*Set problem*. Show, in full, each line of the data that contains "Ottawa".

╭─ Data for this task

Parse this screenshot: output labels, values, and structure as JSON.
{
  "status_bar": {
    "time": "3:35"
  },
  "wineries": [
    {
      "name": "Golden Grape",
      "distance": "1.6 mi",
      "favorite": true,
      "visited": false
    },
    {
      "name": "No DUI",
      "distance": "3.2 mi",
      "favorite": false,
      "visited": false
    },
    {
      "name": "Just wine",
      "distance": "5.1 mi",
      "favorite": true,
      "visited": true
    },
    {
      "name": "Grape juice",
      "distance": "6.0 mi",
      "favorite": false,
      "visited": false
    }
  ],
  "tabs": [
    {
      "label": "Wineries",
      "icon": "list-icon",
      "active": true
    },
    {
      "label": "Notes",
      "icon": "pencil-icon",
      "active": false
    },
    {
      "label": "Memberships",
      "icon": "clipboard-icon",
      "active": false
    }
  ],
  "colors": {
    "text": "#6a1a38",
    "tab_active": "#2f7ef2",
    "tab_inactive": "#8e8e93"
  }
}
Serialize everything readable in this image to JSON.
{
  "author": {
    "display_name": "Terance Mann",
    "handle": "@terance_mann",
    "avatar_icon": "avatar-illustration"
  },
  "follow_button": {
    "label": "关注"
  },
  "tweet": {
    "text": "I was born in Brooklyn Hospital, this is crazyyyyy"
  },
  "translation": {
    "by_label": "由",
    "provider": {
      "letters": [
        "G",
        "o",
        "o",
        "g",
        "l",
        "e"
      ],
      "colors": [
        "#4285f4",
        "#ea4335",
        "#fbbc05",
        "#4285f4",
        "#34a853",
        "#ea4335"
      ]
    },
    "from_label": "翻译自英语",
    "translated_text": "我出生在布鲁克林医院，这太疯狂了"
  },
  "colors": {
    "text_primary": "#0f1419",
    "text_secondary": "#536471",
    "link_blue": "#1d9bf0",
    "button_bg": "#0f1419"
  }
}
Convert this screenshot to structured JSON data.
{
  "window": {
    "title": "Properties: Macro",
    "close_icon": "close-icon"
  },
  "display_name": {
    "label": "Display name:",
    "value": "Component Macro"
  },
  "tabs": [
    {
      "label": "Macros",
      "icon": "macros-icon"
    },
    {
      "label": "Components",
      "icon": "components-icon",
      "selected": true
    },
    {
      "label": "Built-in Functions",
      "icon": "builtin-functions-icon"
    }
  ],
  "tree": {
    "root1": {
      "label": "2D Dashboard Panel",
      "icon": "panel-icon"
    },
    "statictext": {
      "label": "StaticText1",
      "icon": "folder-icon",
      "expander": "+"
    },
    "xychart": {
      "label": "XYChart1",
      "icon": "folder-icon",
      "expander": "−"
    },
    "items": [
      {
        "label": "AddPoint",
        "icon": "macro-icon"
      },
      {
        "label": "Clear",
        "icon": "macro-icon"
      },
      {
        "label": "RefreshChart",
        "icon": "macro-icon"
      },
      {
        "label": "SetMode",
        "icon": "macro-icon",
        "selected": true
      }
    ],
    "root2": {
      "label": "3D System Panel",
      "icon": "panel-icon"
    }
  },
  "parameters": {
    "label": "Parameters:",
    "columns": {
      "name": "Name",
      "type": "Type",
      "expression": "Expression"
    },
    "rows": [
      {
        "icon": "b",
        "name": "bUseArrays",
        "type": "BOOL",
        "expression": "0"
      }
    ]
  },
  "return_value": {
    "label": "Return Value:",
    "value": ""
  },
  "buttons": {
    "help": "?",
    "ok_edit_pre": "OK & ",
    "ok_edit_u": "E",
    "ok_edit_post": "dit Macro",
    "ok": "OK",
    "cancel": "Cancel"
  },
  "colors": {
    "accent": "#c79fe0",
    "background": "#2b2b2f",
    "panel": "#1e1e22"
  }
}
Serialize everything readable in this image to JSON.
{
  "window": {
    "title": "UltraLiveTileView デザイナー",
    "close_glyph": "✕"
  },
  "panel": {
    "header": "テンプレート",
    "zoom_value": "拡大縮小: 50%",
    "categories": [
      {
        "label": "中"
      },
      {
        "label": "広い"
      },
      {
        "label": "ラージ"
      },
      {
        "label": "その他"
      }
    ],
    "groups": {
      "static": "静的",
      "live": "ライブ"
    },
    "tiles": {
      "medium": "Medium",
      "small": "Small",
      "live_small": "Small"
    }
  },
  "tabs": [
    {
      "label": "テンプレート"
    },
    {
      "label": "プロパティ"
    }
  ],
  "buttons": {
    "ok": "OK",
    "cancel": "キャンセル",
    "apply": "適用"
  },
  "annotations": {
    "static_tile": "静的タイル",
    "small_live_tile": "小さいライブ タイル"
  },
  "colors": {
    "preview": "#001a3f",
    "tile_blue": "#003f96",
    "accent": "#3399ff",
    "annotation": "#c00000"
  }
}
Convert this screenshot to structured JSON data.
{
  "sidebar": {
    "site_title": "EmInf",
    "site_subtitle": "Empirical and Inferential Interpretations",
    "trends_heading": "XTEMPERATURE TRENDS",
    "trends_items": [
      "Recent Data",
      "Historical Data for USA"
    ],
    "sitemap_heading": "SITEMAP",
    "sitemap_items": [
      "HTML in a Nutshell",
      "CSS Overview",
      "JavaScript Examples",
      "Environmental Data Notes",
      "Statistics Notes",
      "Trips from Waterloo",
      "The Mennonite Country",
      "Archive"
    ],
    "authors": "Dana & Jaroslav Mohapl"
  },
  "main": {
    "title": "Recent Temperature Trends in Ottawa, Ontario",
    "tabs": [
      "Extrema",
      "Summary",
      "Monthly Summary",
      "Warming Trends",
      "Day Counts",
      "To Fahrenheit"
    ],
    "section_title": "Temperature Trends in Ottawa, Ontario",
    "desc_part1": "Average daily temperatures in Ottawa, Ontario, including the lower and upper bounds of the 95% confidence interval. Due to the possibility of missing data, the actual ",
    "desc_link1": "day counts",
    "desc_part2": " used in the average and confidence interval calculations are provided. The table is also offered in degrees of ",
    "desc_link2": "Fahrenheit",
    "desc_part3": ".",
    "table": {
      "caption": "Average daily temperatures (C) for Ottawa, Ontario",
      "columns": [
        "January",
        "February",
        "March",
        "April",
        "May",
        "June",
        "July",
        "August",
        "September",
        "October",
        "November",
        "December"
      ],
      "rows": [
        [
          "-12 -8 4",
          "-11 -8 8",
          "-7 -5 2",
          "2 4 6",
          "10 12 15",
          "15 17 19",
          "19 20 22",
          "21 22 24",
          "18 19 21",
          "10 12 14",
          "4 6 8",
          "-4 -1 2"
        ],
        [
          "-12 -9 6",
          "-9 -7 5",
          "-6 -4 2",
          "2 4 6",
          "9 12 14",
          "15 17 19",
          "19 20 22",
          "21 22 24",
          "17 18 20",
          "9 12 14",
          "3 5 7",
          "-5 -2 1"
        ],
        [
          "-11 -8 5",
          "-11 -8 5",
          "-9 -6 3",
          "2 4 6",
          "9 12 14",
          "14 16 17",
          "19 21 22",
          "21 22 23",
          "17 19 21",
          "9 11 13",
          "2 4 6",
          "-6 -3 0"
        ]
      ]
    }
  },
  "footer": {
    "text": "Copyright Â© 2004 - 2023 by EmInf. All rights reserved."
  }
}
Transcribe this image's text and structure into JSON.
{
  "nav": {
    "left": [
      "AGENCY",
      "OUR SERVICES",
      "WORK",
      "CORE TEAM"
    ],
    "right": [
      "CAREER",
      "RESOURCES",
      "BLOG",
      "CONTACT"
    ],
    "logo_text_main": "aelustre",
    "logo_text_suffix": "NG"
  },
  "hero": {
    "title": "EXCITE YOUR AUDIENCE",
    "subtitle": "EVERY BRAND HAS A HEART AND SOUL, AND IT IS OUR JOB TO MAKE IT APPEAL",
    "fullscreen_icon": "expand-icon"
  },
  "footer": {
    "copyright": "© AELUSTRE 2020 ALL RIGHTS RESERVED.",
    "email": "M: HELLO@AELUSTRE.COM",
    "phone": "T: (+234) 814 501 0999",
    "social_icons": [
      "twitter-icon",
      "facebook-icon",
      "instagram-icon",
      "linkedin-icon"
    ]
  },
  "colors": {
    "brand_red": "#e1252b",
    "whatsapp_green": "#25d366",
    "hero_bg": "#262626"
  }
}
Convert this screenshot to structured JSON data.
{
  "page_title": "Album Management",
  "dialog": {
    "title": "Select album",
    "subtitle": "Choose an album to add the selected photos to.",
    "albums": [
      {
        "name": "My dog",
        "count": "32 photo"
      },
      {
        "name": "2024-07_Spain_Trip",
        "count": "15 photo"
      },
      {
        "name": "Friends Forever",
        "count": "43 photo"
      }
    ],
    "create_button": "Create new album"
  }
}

╰─

*Output of the task*.
    "title": "Recent Temperature Trends in Ottawa, Ontario",
    "section_title": "Temperature Trends in Ottawa, Ontario",
    "desc_part1": "Average daily temperatures in Ottawa, Ontario, including the lower and upper bounds of the 95% confidence interval. Due to the possibility of missing data, the actual ",
      "caption": "Average daily temperatures (C) for Ottawa, Ontario",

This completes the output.